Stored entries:
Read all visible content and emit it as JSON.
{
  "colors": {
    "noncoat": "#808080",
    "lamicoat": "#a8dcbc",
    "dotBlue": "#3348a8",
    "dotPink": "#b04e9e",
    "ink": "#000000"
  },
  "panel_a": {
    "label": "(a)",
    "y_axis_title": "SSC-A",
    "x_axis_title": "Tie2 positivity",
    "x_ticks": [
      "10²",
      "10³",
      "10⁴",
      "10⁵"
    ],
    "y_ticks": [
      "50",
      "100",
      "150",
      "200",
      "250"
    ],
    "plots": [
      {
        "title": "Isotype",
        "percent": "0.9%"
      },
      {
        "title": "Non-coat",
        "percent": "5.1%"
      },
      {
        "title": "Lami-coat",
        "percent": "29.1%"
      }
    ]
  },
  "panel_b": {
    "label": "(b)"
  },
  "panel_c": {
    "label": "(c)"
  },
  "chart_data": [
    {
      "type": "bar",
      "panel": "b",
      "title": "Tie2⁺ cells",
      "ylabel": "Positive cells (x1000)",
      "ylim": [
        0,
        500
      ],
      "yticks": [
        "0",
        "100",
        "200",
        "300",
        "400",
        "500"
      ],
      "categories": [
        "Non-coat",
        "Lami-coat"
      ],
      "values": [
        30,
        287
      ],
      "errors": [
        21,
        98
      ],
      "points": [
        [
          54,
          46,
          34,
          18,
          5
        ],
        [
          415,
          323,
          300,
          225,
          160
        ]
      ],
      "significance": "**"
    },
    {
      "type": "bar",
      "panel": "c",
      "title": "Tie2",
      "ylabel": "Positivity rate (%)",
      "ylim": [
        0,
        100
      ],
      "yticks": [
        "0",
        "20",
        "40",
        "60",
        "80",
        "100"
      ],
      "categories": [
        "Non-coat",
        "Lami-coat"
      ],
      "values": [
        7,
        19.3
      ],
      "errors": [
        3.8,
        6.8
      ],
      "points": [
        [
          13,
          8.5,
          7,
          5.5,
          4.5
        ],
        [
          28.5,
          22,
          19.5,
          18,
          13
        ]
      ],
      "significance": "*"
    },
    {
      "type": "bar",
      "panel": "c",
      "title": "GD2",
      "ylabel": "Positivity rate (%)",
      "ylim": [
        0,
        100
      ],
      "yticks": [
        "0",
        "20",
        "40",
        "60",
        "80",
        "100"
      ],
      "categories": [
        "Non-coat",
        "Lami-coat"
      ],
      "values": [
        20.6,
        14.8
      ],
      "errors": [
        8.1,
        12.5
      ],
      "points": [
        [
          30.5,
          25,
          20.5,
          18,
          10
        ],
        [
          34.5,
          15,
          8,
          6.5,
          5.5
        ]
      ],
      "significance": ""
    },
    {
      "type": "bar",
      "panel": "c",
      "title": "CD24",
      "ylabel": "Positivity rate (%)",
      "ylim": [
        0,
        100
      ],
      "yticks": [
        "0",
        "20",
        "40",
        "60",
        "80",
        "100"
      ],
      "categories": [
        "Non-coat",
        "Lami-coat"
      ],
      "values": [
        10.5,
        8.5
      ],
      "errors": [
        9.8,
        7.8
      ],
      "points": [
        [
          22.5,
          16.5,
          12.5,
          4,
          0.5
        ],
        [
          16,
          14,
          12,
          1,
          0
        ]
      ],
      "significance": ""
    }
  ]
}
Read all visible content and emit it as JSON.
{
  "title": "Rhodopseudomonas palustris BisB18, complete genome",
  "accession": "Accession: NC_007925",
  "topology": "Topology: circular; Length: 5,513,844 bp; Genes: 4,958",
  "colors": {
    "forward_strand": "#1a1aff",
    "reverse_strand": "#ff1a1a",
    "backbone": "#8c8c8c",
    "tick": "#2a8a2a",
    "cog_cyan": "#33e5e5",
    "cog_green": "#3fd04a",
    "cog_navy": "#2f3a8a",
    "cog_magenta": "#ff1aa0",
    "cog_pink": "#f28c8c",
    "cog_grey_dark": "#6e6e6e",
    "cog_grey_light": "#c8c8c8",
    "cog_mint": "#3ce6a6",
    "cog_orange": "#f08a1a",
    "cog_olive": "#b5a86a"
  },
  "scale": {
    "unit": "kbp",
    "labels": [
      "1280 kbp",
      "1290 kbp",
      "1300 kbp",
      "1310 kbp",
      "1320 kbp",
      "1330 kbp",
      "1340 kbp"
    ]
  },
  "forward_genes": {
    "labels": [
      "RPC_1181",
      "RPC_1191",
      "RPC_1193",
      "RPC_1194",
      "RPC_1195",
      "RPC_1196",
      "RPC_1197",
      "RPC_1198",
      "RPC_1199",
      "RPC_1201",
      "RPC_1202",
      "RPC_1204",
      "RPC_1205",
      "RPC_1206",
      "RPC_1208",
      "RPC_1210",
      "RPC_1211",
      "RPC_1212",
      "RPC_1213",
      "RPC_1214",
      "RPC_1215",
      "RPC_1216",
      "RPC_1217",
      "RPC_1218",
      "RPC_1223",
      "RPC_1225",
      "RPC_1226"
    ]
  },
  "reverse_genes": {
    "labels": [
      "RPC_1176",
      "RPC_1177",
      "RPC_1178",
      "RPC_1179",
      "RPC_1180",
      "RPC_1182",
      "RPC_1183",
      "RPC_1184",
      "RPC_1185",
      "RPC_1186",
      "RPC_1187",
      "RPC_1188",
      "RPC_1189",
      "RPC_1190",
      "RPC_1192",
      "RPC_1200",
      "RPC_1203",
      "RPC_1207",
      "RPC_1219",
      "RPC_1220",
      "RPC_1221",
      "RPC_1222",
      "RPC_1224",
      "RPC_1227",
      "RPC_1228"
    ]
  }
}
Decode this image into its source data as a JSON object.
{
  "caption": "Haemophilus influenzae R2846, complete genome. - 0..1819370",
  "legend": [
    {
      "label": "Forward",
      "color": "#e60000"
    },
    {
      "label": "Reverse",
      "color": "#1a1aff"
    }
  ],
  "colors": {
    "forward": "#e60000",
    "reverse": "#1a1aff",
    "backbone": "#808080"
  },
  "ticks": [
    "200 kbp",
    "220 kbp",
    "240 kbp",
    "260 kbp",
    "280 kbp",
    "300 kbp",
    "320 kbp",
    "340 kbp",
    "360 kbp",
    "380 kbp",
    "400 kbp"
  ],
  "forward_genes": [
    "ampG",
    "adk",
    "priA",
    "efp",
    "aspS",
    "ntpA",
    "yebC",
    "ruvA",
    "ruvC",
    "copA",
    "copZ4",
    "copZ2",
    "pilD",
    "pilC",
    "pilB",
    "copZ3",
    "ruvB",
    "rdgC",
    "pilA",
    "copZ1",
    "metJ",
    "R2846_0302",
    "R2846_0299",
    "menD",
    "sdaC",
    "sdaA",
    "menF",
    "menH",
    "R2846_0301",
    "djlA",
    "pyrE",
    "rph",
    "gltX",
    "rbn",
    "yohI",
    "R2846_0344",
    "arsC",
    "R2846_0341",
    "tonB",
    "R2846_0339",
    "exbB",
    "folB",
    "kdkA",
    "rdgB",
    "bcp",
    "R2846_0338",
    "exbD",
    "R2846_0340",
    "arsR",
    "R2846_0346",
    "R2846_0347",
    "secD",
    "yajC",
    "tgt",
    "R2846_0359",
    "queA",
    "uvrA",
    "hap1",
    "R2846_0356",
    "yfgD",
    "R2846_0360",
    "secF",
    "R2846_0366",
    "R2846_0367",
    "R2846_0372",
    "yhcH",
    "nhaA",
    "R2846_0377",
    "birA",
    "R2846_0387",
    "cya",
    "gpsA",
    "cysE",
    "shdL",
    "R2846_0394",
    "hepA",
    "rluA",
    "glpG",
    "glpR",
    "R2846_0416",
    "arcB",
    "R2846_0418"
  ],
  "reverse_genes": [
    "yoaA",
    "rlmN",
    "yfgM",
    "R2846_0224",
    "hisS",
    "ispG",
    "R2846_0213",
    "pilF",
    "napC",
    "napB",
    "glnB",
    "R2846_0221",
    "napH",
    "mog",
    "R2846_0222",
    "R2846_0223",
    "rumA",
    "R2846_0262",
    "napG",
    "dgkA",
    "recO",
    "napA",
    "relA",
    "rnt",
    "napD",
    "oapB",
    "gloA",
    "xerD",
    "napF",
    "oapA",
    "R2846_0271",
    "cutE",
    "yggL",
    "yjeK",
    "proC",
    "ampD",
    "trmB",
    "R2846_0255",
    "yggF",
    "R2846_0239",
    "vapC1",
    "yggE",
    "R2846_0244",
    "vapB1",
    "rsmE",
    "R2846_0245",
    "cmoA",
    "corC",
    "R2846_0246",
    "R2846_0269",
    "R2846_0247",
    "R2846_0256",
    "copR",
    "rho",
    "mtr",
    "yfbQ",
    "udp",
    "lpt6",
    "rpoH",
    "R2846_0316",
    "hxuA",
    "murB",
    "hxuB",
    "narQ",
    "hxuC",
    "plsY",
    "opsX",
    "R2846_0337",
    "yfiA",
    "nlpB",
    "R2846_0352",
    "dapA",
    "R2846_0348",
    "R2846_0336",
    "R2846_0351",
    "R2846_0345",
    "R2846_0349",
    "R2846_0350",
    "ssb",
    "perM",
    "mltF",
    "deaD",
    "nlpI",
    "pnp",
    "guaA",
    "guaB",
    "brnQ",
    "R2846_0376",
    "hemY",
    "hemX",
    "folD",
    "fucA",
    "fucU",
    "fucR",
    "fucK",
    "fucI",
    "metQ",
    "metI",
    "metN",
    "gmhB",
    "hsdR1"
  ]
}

YOUR INSTRUCTIONS
For this exercise, copy every line of the data that holds "significance".

FINISHED EXERCISE
      "significance": "**"
      "significance": "*"
      "significance": ""
      "significance": ""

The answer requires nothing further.